Provided data:
-=-=-=-=-
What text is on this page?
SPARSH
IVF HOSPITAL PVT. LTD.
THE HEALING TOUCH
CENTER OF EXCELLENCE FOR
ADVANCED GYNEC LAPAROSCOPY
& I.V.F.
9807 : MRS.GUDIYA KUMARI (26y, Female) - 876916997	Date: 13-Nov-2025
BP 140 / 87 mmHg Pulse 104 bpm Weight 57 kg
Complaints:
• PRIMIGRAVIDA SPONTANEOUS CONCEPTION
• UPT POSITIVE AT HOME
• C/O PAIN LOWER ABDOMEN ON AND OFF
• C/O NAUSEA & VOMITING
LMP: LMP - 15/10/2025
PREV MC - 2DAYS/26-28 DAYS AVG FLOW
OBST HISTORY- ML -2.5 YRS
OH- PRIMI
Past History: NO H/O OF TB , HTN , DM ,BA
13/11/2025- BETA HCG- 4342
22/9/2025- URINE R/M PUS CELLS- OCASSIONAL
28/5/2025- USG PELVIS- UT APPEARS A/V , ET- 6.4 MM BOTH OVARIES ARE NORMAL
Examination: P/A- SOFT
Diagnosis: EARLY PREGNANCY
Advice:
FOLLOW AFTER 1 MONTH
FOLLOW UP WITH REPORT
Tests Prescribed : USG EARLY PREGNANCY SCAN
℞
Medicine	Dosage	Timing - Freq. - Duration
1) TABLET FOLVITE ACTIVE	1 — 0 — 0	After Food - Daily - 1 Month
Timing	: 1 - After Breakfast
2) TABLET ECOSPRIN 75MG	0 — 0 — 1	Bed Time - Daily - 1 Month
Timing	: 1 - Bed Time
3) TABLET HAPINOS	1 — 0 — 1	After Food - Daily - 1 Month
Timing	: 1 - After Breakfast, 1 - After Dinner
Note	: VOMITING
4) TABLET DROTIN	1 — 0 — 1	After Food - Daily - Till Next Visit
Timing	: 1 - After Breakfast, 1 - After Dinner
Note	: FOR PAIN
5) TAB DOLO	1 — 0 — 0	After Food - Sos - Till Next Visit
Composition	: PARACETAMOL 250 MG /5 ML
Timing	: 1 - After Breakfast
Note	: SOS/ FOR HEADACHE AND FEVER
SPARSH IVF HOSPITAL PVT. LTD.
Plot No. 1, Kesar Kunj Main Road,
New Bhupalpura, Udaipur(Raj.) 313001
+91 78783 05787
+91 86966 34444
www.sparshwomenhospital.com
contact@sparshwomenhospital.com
-=-=-=-=-
Your objective:
All of the entries must be quoted exactly; please include each one.

Response box:
What text is on this page?
SPARSH
IVF HOSPITAL PVT. LTD.
THE HEALING TOUCH
CENTER OF EXCELLENCE FOR
ADVANCED GYNEC LAPAROSCOPY
& I.V.F.
9807 : MRS.GUDIYA KUMARI (26y, Female) - 876916997	Date: 13-Nov-2025
BP 140 / 87 mmHg Pulse 104 bpm Weight 57 kg
Complaints:
• PRIMIGRAVIDA SPONTANEOUS CONCEPTION
• UPT POSITIVE AT HOME
• C/O PAIN LOWER ABDOMEN ON AND OFF
• C/O NAUSEA & VOMITING
LMP: LMP - 15/10/2025
PREV MC - 2DAYS/26-28 DAYS AVG FLOW
OBST HISTORY- ML -2.5 YRS
OH- PRIMI
Past History: NO H/O OF TB , HTN , DM ,BA
13/11/2025- BETA HCG- 4342
22/9/2025- URINE R/M PUS CELLS- OCASSIONAL
28/5/2025- USG PELVIS- UT APPEARS A/V , ET- 6.4 MM BOTH OVARIES ARE NORMAL
Examination: P/A- SOFT
Diagnosis: EARLY PREGNANCY
Advice:
FOLLOW AFTER 1 MONTH
FOLLOW UP WITH REPORT
Tests Prescribed : USG EARLY PREGNANCY SCAN
℞
Medicine	Dosage	Timing - Freq. - Duration
1) TABLET FOLVITE ACTIVE	1 — 0 — 0	After Food - Daily - 1 Month
Timing	: 1 - After Breakfast
2) TABLET ECOSPRIN 75MG	0 — 0 — 1	Bed Time - Daily - 1 Month
Timing	: 1 - Bed Time
3) TABLET HAPINOS	1 — 0 — 1	After Food - Daily - 1 Month
Timing	: 1 - After Breakfast, 1 - After Dinner
Note	: VOMITING
4) TABLET DROTIN	1 — 0 — 1	After Food - Daily - Till Next Visit
Timing	: 1 - After Breakfast, 1 - After Dinner
Note	: FOR PAIN
5) TAB DOLO	1 — 0 — 0	After Food - Sos - Till Next Visit
Composition	: PARACETAMOL 250 MG /5 ML
Timing	: 1 - After Breakfast
Note	: SOS/ FOR HEADACHE AND FEVER
SPARSH IVF HOSPITAL PVT. LTD.
Plot No. 1, Kesar Kunj Main Road,
New Bhupalpura, Udaipur(Raj.) 313001
+91 78783 05787
+91 86966 34444
www.sparshwomenhospital.com
contact@sparshwomenhospital.com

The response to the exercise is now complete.